◆ **Dataset rows**
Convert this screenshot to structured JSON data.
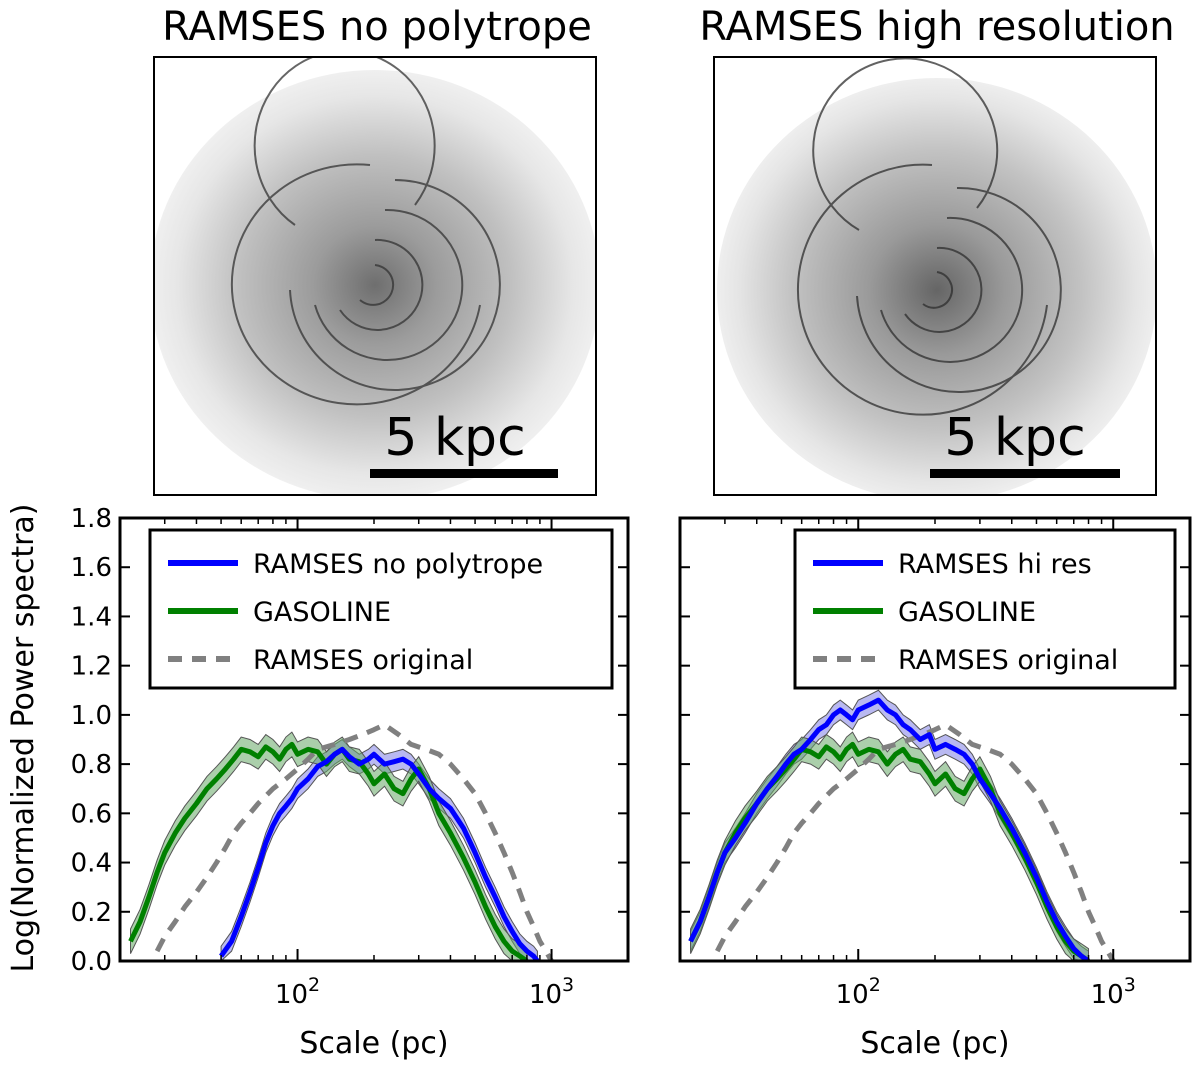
{
  "panels": [
    {
      "title": "RAMSES no polytrope",
      "scalebar_label": "5 kpc"
    },
    {
      "title": "RAMSES high resolution",
      "scalebar_label": "5 kpc"
    }
  ],
  "shared": {
    "ylabel": "Log(Normalized Power spectra)",
    "yticks": [
      "0.0",
      "0.2",
      "0.4",
      "0.6",
      "0.8",
      "1.0",
      "1.2",
      "1.4",
      "1.6",
      "1.8"
    ],
    "xticks": [
      {
        "base": "10",
        "exp": "2"
      },
      {
        "base": "10",
        "exp": "3"
      }
    ]
  },
  "colors": {
    "blue": "#0000ff",
    "green": "#008000",
    "gray": "#808080",
    "blue_band": "#7f7fe6",
    "green_band": "#66a866"
  },
  "chart_data": [
    {
      "type": "line",
      "xscale": "log",
      "xlabel": "Scale (pc)",
      "ylabel": "Log(Normalized Power spectra)",
      "xlim": [
        20,
        2000
      ],
      "ylim": [
        0,
        1.8
      ],
      "legend_position": "upper-left",
      "series": [
        {
          "name": "RAMSES no polytrope",
          "color": "#0000ff",
          "style": "solid",
          "x": [
            50,
            55,
            60,
            65,
            70,
            75,
            80,
            85,
            90,
            95,
            100,
            110,
            120,
            130,
            140,
            150,
            160,
            175,
            190,
            200,
            220,
            240,
            260,
            280,
            300,
            330,
            360,
            400,
            450,
            500,
            550,
            600,
            650,
            700,
            750,
            800,
            850,
            880
          ],
          "y": [
            0.02,
            0.08,
            0.18,
            0.28,
            0.38,
            0.48,
            0.55,
            0.6,
            0.63,
            0.66,
            0.7,
            0.74,
            0.79,
            0.81,
            0.84,
            0.86,
            0.83,
            0.8,
            0.82,
            0.84,
            0.8,
            0.81,
            0.82,
            0.8,
            0.76,
            0.7,
            0.66,
            0.62,
            0.54,
            0.44,
            0.34,
            0.26,
            0.18,
            0.12,
            0.07,
            0.04,
            0.02,
            0.0
          ],
          "band": 0.04
        },
        {
          "name": "GASOLINE",
          "color": "#008000",
          "style": "solid",
          "x": [
            22,
            24,
            26,
            28,
            30,
            33,
            36,
            40,
            44,
            48,
            52,
            56,
            60,
            65,
            70,
            75,
            80,
            85,
            90,
            95,
            100,
            110,
            120,
            130,
            140,
            150,
            160,
            175,
            190,
            200,
            220,
            240,
            260,
            280,
            300,
            330,
            360,
            400,
            450,
            500,
            550,
            600,
            650,
            700,
            750,
            800
          ],
          "y": [
            0.08,
            0.16,
            0.26,
            0.36,
            0.44,
            0.52,
            0.58,
            0.64,
            0.7,
            0.74,
            0.78,
            0.82,
            0.86,
            0.85,
            0.83,
            0.87,
            0.85,
            0.82,
            0.86,
            0.88,
            0.84,
            0.86,
            0.85,
            0.8,
            0.84,
            0.86,
            0.82,
            0.81,
            0.76,
            0.72,
            0.76,
            0.7,
            0.68,
            0.74,
            0.78,
            0.7,
            0.6,
            0.52,
            0.42,
            0.32,
            0.22,
            0.14,
            0.08,
            0.04,
            0.02,
            0.0
          ],
          "band": 0.05
        },
        {
          "name": "RAMSES original",
          "color": "#808080",
          "style": "dashed",
          "x": [
            28,
            30,
            33,
            36,
            40,
            44,
            48,
            52,
            56,
            60,
            65,
            70,
            80,
            90,
            100,
            110,
            120,
            140,
            160,
            180,
            200,
            220,
            250,
            280,
            320,
            360,
            400,
            450,
            500,
            550,
            600,
            650,
            700,
            750,
            800,
            850,
            900,
            950,
            1000
          ],
          "y": [
            0.04,
            0.1,
            0.16,
            0.22,
            0.28,
            0.34,
            0.4,
            0.46,
            0.52,
            0.56,
            0.6,
            0.64,
            0.7,
            0.74,
            0.78,
            0.82,
            0.86,
            0.88,
            0.9,
            0.92,
            0.94,
            0.96,
            0.92,
            0.88,
            0.86,
            0.84,
            0.8,
            0.74,
            0.68,
            0.6,
            0.52,
            0.44,
            0.36,
            0.28,
            0.2,
            0.14,
            0.08,
            0.04,
            0.0
          ]
        }
      ]
    },
    {
      "type": "line",
      "xscale": "log",
      "xlabel": "Scale (pc)",
      "ylabel": "Log(Normalized Power spectra)",
      "xlim": [
        20,
        2000
      ],
      "ylim": [
        0,
        1.8
      ],
      "legend_position": "upper-right",
      "series": [
        {
          "name": "RAMSES hi res",
          "color": "#0000ff",
          "style": "solid",
          "x": [
            22,
            24,
            26,
            28,
            30,
            33,
            36,
            40,
            44,
            48,
            52,
            56,
            60,
            65,
            70,
            75,
            80,
            85,
            90,
            95,
            100,
            110,
            120,
            130,
            140,
            150,
            160,
            175,
            190,
            200,
            220,
            240,
            260,
            280,
            300,
            330,
            360,
            400,
            450,
            500,
            550,
            600,
            650,
            700,
            750,
            800
          ],
          "y": [
            0.08,
            0.16,
            0.26,
            0.36,
            0.44,
            0.5,
            0.56,
            0.64,
            0.7,
            0.75,
            0.8,
            0.84,
            0.86,
            0.9,
            0.94,
            0.96,
            1.0,
            1.02,
            1.0,
            0.98,
            1.02,
            1.04,
            1.06,
            1.02,
            1.0,
            0.96,
            0.94,
            0.9,
            0.92,
            0.86,
            0.88,
            0.86,
            0.84,
            0.8,
            0.74,
            0.68,
            0.62,
            0.54,
            0.44,
            0.34,
            0.24,
            0.16,
            0.1,
            0.05,
            0.02,
            0.0
          ],
          "band": 0.04
        },
        {
          "name": "GASOLINE",
          "color": "#008000",
          "style": "solid",
          "x": [
            22,
            24,
            26,
            28,
            30,
            33,
            36,
            40,
            44,
            48,
            52,
            56,
            60,
            65,
            70,
            75,
            80,
            85,
            90,
            95,
            100,
            110,
            120,
            130,
            140,
            150,
            160,
            175,
            190,
            200,
            220,
            240,
            260,
            280,
            300,
            330,
            360,
            400,
            450,
            500,
            550,
            600,
            650,
            700,
            750,
            800
          ],
          "y": [
            0.08,
            0.16,
            0.26,
            0.36,
            0.44,
            0.52,
            0.58,
            0.64,
            0.7,
            0.74,
            0.78,
            0.82,
            0.86,
            0.85,
            0.83,
            0.87,
            0.85,
            0.82,
            0.86,
            0.88,
            0.84,
            0.86,
            0.85,
            0.8,
            0.84,
            0.86,
            0.82,
            0.81,
            0.76,
            0.72,
            0.76,
            0.7,
            0.68,
            0.74,
            0.78,
            0.7,
            0.6,
            0.52,
            0.42,
            0.32,
            0.22,
            0.14,
            0.08,
            0.04,
            0.02,
            0.0
          ],
          "band": 0.05
        },
        {
          "name": "RAMSES original",
          "color": "#808080",
          "style": "dashed",
          "x": [
            28,
            30,
            33,
            36,
            40,
            44,
            48,
            52,
            56,
            60,
            65,
            70,
            80,
            90,
            100,
            110,
            120,
            140,
            160,
            180,
            200,
            220,
            250,
            280,
            320,
            360,
            400,
            450,
            500,
            550,
            600,
            650,
            700,
            750,
            800,
            850,
            900,
            950,
            1000
          ],
          "y": [
            0.04,
            0.1,
            0.16,
            0.22,
            0.28,
            0.34,
            0.4,
            0.46,
            0.52,
            0.56,
            0.6,
            0.64,
            0.7,
            0.74,
            0.78,
            0.82,
            0.86,
            0.88,
            0.9,
            0.92,
            0.94,
            0.96,
            0.92,
            0.88,
            0.86,
            0.84,
            0.8,
            0.74,
            0.68,
            0.6,
            0.52,
            0.44,
            0.36,
            0.28,
            0.2,
            0.14,
            0.08,
            0.04,
            0.0
          ]
        }
      ]
    }
  ]
}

◆ **Prompt**
Filter the entries and copy out every line with the word "RAMSES".

◆ **Exercise output**
      "title": "RAMSES no polytrope",
      "title": "RAMSES high resolution",
          "name": "RAMSES no polytrope",
          "name": "RAMSES original",
          "name": "RAMSES hi res",
          "name": "RAMSES original",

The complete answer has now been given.